• _Dataset items_:
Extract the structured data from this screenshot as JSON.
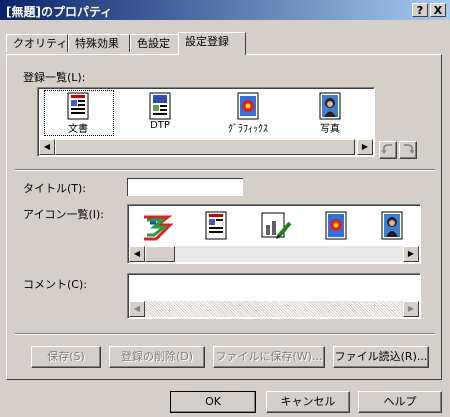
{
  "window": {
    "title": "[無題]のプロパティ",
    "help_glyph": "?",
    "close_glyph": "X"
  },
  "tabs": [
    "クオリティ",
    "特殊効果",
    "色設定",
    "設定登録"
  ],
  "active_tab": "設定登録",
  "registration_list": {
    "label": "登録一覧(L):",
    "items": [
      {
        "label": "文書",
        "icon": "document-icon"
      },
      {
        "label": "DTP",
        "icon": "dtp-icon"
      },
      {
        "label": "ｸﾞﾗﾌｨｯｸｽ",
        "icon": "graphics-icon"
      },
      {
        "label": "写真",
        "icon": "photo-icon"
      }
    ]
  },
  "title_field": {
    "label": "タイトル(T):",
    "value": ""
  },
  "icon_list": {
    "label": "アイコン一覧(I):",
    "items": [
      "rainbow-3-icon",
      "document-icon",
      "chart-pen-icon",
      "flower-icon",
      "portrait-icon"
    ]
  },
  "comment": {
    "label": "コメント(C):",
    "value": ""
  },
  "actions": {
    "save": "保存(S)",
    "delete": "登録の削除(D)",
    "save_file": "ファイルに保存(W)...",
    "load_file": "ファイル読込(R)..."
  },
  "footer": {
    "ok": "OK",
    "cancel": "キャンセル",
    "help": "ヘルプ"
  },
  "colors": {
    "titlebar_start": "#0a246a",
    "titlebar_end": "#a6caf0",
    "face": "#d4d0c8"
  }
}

* * *

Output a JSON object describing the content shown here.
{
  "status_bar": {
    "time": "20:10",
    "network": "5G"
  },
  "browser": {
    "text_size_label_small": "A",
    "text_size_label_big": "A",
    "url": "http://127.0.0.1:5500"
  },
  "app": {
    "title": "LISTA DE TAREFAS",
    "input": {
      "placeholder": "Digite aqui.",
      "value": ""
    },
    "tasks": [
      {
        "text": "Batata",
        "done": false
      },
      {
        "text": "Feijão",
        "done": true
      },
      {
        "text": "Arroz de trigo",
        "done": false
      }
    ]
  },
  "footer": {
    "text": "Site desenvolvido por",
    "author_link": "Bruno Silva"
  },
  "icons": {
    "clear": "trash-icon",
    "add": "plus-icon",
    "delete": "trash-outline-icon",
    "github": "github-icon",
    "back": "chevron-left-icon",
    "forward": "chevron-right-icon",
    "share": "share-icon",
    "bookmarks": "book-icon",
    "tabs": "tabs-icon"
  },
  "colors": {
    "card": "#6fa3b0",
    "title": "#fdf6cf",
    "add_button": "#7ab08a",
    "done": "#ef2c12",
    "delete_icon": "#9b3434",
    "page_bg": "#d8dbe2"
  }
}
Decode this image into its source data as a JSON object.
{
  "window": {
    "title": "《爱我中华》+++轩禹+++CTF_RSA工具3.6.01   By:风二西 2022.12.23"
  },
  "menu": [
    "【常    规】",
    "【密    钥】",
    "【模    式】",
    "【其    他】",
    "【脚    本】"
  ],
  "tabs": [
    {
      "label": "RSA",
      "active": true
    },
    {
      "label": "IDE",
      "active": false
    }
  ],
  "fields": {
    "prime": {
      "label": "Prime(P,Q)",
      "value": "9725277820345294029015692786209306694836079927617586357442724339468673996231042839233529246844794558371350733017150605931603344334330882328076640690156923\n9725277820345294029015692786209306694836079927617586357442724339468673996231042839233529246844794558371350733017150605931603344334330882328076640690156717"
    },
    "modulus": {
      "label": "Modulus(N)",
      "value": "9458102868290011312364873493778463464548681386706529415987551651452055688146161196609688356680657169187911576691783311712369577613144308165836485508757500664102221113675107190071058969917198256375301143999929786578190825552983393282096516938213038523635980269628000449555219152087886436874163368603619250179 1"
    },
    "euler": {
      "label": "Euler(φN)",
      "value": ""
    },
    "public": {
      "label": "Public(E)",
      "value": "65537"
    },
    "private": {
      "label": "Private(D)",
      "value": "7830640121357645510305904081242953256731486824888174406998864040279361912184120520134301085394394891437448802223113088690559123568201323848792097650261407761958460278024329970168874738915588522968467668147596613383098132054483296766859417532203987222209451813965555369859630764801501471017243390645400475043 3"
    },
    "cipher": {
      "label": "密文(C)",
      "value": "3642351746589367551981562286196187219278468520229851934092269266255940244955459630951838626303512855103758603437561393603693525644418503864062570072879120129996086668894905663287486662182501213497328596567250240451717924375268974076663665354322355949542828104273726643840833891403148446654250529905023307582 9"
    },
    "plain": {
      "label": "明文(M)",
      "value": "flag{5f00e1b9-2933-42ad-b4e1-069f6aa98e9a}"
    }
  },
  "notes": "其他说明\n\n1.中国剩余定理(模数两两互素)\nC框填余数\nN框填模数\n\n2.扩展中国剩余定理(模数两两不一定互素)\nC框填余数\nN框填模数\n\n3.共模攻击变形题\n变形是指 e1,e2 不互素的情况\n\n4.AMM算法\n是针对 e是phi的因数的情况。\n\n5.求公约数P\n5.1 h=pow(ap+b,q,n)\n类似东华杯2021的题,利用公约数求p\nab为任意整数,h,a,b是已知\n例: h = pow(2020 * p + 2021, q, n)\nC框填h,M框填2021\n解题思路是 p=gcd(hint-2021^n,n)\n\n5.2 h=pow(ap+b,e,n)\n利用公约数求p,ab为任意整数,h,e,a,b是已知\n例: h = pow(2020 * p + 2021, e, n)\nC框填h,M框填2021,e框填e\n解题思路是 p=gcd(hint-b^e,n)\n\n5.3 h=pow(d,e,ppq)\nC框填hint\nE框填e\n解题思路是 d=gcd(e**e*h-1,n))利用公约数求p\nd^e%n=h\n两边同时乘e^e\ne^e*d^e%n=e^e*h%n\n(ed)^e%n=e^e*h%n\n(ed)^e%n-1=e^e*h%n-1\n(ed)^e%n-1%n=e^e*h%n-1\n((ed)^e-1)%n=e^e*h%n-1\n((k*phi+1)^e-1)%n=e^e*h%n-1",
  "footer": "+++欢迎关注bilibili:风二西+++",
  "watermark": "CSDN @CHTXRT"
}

• _GIVEN REQUEST_: Extract every line that has the string "this" in it.

• _FINAL RESULT_:
Extract the structured data from this screenshot as JSON.
Decode this image into its source data as a JSON object.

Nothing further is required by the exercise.